──────── Input for this task ────────

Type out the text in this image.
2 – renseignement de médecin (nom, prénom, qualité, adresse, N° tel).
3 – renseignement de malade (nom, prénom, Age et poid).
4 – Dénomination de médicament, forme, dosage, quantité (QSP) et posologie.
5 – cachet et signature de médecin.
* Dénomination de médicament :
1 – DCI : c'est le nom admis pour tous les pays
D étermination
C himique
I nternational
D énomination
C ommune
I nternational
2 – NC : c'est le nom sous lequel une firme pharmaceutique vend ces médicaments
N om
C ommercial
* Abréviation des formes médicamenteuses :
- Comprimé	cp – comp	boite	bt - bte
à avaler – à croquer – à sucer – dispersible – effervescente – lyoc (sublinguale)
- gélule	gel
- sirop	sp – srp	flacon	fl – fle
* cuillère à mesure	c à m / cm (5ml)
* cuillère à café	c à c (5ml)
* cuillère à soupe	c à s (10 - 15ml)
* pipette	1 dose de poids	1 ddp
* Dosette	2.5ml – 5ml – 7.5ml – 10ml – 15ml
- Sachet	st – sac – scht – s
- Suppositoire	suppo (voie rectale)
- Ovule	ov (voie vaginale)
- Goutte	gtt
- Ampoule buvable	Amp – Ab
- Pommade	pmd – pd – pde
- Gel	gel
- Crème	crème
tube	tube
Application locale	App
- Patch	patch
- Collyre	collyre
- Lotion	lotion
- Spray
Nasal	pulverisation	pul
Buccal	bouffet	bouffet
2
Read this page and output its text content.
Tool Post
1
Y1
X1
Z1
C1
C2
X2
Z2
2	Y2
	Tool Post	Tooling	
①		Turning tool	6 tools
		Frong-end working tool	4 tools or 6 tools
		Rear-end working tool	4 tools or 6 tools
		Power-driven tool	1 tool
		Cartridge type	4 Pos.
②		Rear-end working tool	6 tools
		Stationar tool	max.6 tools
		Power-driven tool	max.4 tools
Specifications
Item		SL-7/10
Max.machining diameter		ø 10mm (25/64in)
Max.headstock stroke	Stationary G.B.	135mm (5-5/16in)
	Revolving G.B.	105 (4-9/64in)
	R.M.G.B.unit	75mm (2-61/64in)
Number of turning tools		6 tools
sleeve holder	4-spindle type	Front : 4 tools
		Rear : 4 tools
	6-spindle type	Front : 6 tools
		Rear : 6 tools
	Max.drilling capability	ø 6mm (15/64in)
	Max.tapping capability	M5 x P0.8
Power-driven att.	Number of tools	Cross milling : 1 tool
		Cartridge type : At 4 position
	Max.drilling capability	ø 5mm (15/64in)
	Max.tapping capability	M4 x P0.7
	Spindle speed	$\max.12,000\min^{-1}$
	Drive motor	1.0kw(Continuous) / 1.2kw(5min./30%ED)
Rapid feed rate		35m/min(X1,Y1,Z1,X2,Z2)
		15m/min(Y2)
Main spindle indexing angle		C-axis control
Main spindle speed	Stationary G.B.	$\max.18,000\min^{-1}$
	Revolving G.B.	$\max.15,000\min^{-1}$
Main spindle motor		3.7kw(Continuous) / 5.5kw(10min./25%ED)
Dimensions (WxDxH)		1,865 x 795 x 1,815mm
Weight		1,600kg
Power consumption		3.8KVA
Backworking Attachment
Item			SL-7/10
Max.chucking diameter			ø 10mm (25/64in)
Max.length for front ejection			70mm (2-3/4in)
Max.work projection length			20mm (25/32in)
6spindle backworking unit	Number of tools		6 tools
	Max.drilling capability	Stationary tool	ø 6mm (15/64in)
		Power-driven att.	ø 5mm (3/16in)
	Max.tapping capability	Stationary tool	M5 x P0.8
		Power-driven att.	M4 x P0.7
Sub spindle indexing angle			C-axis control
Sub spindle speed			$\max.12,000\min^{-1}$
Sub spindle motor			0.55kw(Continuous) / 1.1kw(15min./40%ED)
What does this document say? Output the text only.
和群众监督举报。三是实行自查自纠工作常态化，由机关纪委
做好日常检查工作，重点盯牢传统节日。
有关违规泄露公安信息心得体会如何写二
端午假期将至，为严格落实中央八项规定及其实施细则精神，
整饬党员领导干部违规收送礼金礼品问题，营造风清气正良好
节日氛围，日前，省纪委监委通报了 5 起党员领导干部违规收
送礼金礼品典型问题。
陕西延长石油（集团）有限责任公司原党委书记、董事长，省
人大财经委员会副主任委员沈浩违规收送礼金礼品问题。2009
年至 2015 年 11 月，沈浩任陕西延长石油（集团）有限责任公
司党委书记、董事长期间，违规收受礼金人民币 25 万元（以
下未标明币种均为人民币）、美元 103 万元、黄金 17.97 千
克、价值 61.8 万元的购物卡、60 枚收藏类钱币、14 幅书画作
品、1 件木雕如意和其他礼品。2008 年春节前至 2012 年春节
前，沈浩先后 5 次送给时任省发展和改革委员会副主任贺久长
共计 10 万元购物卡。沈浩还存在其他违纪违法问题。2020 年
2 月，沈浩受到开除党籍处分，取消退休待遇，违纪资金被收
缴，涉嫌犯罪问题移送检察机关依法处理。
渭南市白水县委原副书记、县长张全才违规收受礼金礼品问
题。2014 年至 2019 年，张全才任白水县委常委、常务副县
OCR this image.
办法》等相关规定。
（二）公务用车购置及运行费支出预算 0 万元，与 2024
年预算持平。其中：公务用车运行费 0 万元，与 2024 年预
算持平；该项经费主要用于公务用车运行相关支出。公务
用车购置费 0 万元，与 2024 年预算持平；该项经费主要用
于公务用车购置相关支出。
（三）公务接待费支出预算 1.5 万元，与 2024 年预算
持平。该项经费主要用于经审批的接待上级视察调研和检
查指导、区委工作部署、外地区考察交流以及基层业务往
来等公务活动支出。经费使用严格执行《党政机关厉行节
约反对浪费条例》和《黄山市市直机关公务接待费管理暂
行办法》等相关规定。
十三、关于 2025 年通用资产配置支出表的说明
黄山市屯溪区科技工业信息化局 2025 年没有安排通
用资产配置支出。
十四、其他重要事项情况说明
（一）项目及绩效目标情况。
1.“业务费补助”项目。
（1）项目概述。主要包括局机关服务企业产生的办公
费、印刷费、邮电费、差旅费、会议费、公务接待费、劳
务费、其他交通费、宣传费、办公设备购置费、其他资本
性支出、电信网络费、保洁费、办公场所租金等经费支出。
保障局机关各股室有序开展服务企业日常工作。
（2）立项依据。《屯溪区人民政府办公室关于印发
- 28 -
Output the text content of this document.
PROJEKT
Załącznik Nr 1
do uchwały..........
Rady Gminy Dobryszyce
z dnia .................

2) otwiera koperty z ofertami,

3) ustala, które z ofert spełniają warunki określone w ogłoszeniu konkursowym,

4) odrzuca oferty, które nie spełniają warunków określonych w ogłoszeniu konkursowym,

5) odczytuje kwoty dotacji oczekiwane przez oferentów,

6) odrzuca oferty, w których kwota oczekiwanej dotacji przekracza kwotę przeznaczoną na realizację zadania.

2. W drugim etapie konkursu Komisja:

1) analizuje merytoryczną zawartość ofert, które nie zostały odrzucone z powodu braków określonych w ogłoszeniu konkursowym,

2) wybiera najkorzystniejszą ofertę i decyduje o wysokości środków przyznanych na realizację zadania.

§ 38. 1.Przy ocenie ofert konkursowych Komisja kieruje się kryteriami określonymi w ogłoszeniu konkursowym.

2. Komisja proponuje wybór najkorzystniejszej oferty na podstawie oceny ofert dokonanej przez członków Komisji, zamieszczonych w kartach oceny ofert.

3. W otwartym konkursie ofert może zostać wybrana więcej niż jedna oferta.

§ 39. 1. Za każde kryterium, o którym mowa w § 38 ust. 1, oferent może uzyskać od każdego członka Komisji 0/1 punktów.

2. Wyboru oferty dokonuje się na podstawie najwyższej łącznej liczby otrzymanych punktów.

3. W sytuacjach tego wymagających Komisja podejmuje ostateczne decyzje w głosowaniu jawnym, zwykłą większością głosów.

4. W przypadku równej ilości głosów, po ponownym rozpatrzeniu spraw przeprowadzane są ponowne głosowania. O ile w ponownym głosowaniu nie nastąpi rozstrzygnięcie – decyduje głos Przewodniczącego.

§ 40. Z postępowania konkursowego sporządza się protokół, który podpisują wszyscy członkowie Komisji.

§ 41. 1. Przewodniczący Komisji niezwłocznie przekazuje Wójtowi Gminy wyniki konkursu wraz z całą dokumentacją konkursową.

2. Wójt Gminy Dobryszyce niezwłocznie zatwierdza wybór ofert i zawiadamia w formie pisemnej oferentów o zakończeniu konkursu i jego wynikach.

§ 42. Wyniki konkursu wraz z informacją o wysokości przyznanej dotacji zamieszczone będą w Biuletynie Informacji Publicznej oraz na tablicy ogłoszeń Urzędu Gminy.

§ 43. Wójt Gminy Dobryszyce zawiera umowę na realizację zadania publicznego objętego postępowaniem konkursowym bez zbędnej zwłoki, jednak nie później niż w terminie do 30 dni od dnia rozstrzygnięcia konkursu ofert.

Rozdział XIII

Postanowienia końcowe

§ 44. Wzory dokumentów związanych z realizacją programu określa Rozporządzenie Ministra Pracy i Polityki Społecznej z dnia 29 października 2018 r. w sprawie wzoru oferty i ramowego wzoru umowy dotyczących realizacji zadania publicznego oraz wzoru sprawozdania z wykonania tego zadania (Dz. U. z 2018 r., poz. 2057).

────────

*Problem details:* Copy out the lines in which the string "Stationary" appears.

*Solution below:*
Max.headstock stroke	Stationary G.B.	135mm (5-5/16in)
Main spindle speed	Stationary G.B.	$\max.18,000\min^{-1}$
	Max.drilling capability	Stationary tool	ø 6mm (15/64in)
	Max.tapping capability	Stationary tool	M5 x P0.8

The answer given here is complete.